◆ Entries provided ◆
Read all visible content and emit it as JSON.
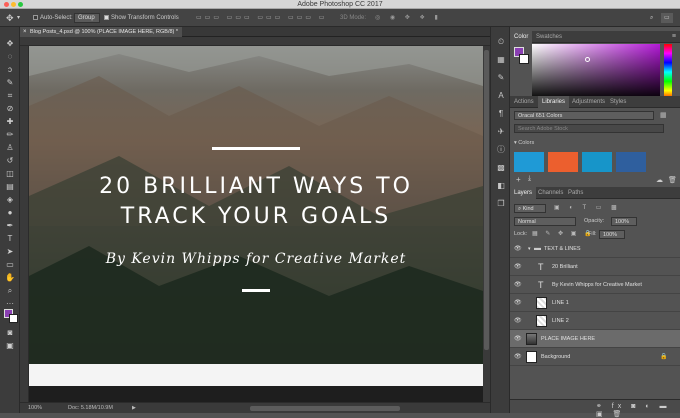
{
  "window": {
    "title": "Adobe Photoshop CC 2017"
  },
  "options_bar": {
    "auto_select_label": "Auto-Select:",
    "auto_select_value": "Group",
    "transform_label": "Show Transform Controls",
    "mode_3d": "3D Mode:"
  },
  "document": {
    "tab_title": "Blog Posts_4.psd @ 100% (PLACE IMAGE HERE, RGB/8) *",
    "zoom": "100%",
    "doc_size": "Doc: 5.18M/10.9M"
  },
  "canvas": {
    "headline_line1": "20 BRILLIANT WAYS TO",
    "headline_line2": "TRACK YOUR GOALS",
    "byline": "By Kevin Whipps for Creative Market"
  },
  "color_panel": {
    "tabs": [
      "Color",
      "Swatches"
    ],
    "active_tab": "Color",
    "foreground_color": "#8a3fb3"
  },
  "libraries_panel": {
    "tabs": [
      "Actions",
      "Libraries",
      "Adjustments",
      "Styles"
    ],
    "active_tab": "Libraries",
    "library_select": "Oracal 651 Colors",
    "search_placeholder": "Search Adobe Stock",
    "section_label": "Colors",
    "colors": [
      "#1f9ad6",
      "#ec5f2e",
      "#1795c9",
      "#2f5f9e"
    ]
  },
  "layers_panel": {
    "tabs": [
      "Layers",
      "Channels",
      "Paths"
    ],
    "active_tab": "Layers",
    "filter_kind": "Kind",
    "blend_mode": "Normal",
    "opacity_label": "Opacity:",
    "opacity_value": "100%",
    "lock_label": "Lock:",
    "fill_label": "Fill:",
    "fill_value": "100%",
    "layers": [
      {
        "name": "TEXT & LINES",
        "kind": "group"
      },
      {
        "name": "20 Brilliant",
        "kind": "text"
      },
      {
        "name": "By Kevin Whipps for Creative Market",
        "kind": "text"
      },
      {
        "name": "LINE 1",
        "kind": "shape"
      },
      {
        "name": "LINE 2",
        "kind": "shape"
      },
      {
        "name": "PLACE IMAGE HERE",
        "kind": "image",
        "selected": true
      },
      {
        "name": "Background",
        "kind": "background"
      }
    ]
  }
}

◆ What is expected ◆
Drop the images and quote the entries word for word.

◆ Exercise answer ◆
Read all visible content and emit it as JSON.
{
  "window": {
    "title": "Adobe Photoshop CC 2017"
  },
  "options_bar": {
    "auto_select_label": "Auto-Select:",
    "auto_select_value": "Group",
    "transform_label": "Show Transform Controls",
    "mode_3d": "3D Mode:"
  },
  "document": {
    "tab_title": "Blog Posts_4.psd @ 100% (PLACE IMAGE HERE, RGB/8) *",
    "zoom": "100%",
    "doc_size": "Doc: 5.18M/10.9M"
  },
  "canvas": {
    "headline_line1": "20 BRILLIANT WAYS TO",
    "headline_line2": "TRACK YOUR GOALS",
    "byline": "By Kevin Whipps for Creative Market"
  },
  "color_panel": {
    "tabs": [
      "Color",
      "Swatches"
    ],
    "active_tab": "Color",
    "foreground_color": "#8a3fb3"
  },
  "libraries_panel": {
    "tabs": [
      "Actions",
      "Libraries",
      "Adjustments",
      "Styles"
    ],
    "active_tab": "Libraries",
    "library_select": "Oracal 651 Colors",
    "search_placeholder": "Search Adobe Stock",
    "section_label": "Colors",
    "colors": [
      "#1f9ad6",
      "#ec5f2e",
      "#1795c9",
      "#2f5f9e"
    ]
  },
  "layers_panel": {
    "tabs": [
      "Layers",
      "Channels",
      "Paths"
    ],
    "active_tab": "Layers",
    "filter_kind": "Kind",
    "blend_mode": "Normal",
    "opacity_label": "Opacity:",
    "opacity_value": "100%",
    "lock_label": "Lock:",
    "fill_label": "Fill:",
    "fill_value": "100%",
    "layers": [
      {
        "name": "TEXT & LINES",
        "kind": "group"
      },
      {
        "name": "20 Brilliant",
        "kind": "text"
      },
      {
        "name": "By Kevin Whipps for Creative Market",
        "kind": "text"
      },
      {
        "name": "LINE 1",
        "kind": "shape"
      },
      {
        "name": "LINE 2",
        "kind": "shape"
      },
      {
        "name": "PLACE IMAGE HERE",
        "kind": "image",
        "selected": true
      },
      {
        "name": "Background",
        "kind": "background"
      }
    ]
  }
}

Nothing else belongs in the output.